**CHALLENGE**
Would you pull out every line of the material that contains the string "this"?

**Records about charts and figures**
================
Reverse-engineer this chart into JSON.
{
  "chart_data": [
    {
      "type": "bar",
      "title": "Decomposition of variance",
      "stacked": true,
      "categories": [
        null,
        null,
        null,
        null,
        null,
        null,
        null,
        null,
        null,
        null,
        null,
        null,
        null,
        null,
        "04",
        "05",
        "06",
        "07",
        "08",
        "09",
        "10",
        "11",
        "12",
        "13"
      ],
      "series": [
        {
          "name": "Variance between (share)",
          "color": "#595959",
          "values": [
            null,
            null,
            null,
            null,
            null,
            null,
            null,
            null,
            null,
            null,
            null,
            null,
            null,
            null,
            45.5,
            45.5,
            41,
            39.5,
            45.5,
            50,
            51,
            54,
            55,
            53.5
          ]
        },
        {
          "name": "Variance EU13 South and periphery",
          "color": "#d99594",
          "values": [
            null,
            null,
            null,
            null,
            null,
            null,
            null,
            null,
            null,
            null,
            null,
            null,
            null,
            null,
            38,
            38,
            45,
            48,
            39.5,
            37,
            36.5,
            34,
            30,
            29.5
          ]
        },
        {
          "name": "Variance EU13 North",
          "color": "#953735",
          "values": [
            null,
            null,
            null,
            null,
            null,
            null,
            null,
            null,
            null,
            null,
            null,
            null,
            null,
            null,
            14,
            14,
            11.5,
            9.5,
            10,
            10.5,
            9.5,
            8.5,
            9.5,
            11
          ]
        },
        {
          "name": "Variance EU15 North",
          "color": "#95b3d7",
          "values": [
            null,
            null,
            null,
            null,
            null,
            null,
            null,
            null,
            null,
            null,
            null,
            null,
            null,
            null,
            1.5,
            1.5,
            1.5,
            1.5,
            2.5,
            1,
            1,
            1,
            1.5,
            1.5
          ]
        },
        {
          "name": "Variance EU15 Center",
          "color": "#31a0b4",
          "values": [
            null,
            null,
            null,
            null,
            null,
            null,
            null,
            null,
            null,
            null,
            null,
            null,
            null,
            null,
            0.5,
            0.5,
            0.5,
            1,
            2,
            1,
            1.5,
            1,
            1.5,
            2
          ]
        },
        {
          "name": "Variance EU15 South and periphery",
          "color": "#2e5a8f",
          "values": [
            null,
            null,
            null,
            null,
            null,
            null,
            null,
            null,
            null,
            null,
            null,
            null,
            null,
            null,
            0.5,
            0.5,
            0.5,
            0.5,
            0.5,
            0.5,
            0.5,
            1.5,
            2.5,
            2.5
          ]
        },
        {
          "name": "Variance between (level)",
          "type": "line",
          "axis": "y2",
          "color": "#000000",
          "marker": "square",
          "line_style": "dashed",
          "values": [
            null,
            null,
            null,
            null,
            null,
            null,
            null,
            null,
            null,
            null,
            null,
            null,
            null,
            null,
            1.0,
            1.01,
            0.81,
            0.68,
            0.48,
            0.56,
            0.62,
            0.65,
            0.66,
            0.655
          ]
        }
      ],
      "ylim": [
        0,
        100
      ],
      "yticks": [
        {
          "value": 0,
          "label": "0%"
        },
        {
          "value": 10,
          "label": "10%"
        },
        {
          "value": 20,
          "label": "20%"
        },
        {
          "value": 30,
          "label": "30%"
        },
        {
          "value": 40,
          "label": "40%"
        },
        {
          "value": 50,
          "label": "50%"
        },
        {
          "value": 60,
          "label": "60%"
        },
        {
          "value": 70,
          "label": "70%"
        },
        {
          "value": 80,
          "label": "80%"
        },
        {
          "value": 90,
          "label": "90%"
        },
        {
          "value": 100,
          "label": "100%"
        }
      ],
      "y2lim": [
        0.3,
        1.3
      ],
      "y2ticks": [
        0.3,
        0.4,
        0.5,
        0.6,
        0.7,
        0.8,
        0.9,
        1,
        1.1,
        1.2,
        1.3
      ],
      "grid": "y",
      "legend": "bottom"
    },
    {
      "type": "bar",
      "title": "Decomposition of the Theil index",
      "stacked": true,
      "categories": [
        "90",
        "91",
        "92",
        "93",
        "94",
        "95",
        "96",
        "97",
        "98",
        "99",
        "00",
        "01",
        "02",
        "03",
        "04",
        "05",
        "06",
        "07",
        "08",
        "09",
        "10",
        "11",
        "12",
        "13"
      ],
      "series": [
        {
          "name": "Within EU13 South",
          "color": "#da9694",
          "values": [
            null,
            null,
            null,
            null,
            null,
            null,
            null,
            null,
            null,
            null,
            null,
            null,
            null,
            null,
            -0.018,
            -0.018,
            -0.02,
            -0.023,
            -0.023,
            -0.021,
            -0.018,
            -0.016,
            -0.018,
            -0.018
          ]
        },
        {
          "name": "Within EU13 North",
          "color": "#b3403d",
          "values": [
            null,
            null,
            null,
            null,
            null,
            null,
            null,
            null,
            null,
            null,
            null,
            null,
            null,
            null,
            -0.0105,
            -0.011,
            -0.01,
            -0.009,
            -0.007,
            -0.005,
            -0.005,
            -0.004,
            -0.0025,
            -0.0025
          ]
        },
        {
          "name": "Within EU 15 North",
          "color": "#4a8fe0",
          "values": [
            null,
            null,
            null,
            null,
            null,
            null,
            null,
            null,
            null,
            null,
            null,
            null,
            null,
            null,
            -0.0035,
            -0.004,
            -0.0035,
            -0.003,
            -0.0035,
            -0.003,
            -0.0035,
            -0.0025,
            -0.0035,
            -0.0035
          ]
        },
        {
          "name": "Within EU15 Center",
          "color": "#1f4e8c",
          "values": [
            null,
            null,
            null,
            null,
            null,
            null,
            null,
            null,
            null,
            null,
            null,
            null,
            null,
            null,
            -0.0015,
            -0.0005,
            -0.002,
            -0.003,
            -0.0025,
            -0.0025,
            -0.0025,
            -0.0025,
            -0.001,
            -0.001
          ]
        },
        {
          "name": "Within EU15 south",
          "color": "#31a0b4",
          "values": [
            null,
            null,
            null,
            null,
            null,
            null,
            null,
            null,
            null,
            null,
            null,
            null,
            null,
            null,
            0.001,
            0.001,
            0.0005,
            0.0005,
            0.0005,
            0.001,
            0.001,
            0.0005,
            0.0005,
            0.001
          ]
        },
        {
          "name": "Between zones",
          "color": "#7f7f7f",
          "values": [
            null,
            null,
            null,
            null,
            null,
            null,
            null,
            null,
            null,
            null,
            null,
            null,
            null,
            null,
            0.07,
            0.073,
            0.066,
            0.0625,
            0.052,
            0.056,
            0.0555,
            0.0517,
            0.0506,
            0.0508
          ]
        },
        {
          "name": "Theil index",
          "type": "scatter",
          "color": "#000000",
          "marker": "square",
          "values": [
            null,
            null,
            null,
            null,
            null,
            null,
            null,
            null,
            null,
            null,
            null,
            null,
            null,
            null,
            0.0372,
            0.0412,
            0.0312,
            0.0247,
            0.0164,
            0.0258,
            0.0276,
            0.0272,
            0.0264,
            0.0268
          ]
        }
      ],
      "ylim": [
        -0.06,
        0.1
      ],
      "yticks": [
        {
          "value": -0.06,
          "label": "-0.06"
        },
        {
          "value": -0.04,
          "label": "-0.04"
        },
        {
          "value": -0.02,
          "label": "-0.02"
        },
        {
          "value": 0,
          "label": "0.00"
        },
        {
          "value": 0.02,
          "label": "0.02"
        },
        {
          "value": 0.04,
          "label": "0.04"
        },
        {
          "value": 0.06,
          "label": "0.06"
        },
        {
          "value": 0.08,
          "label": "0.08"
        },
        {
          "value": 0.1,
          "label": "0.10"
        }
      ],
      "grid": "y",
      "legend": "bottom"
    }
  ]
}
================
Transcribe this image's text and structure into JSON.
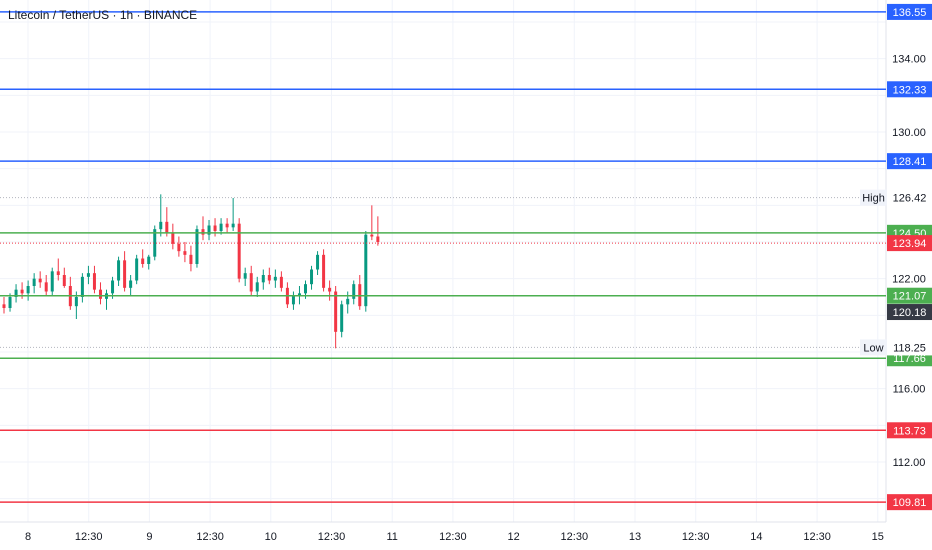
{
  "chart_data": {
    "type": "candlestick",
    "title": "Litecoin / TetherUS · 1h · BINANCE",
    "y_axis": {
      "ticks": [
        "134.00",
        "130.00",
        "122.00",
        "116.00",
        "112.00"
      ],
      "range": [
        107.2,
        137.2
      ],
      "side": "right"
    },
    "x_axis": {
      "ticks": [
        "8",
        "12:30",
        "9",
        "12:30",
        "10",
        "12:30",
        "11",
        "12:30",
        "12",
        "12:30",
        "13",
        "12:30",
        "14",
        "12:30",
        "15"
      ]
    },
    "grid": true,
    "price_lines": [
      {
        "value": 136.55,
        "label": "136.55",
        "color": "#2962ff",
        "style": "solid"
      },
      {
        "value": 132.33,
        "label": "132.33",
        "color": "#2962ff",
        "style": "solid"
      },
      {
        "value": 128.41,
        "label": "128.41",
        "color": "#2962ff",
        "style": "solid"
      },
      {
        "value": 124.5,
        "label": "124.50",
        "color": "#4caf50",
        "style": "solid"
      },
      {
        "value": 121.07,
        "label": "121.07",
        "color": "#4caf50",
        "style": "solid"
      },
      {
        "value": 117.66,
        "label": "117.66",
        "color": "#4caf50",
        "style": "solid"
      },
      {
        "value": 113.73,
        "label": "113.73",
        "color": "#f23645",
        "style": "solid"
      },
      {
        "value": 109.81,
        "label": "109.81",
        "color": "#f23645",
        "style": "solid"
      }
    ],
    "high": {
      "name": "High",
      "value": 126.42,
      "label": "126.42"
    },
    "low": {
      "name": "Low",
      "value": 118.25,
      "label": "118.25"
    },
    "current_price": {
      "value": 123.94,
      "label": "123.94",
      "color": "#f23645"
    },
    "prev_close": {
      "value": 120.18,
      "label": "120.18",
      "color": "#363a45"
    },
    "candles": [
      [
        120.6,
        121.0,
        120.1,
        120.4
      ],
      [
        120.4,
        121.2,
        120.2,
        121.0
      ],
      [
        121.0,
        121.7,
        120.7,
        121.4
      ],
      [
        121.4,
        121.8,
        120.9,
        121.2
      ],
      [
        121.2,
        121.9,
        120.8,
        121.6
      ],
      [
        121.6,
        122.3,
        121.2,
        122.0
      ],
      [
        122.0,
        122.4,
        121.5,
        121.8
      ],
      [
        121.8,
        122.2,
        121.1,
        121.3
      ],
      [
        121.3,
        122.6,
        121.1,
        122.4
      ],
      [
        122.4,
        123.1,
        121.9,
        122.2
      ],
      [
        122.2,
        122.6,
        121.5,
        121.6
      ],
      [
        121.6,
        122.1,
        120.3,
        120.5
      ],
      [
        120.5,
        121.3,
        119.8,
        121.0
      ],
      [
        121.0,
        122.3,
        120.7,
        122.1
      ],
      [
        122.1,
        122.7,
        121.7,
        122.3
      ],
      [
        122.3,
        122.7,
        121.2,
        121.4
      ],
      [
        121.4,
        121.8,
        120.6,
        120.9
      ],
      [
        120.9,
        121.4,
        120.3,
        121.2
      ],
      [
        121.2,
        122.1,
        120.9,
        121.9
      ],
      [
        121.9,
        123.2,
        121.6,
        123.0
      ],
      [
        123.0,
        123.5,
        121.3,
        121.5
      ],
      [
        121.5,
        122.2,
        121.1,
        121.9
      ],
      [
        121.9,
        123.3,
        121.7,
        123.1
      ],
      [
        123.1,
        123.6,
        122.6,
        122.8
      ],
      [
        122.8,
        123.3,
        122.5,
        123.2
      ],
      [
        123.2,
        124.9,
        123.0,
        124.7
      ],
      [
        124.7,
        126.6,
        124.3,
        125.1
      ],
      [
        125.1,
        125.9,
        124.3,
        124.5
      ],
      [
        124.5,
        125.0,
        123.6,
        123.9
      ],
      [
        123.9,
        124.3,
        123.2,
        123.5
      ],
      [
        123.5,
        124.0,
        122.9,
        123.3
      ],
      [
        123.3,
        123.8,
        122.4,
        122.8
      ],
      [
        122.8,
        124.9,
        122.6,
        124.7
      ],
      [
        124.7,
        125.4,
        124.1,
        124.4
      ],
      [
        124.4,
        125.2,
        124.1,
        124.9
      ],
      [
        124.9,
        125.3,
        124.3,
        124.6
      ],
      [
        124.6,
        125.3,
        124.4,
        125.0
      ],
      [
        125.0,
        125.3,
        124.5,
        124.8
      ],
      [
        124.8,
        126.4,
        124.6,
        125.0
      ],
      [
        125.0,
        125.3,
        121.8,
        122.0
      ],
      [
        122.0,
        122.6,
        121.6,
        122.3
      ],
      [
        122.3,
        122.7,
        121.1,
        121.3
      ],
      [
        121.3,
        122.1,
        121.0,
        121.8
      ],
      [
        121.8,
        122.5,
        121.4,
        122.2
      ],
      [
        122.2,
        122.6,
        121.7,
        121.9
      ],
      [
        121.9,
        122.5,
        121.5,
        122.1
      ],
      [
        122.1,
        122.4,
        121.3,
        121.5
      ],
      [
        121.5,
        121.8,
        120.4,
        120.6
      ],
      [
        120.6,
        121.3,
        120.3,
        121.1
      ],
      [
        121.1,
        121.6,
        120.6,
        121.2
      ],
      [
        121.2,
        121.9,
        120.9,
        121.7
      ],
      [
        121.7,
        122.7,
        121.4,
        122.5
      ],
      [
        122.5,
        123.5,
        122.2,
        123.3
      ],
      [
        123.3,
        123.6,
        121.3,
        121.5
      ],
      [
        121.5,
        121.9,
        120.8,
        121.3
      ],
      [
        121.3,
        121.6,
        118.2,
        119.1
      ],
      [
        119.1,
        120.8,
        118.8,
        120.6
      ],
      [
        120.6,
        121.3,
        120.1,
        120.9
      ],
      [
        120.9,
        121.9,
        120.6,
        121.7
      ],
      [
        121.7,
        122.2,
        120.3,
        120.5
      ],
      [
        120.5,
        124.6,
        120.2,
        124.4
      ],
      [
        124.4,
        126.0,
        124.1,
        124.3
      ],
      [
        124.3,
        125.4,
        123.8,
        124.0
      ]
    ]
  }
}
================
**WRITTEN REPLY**
Reverse-engineer this chart into JSON.
Transcribe this image's text and structure into JSON.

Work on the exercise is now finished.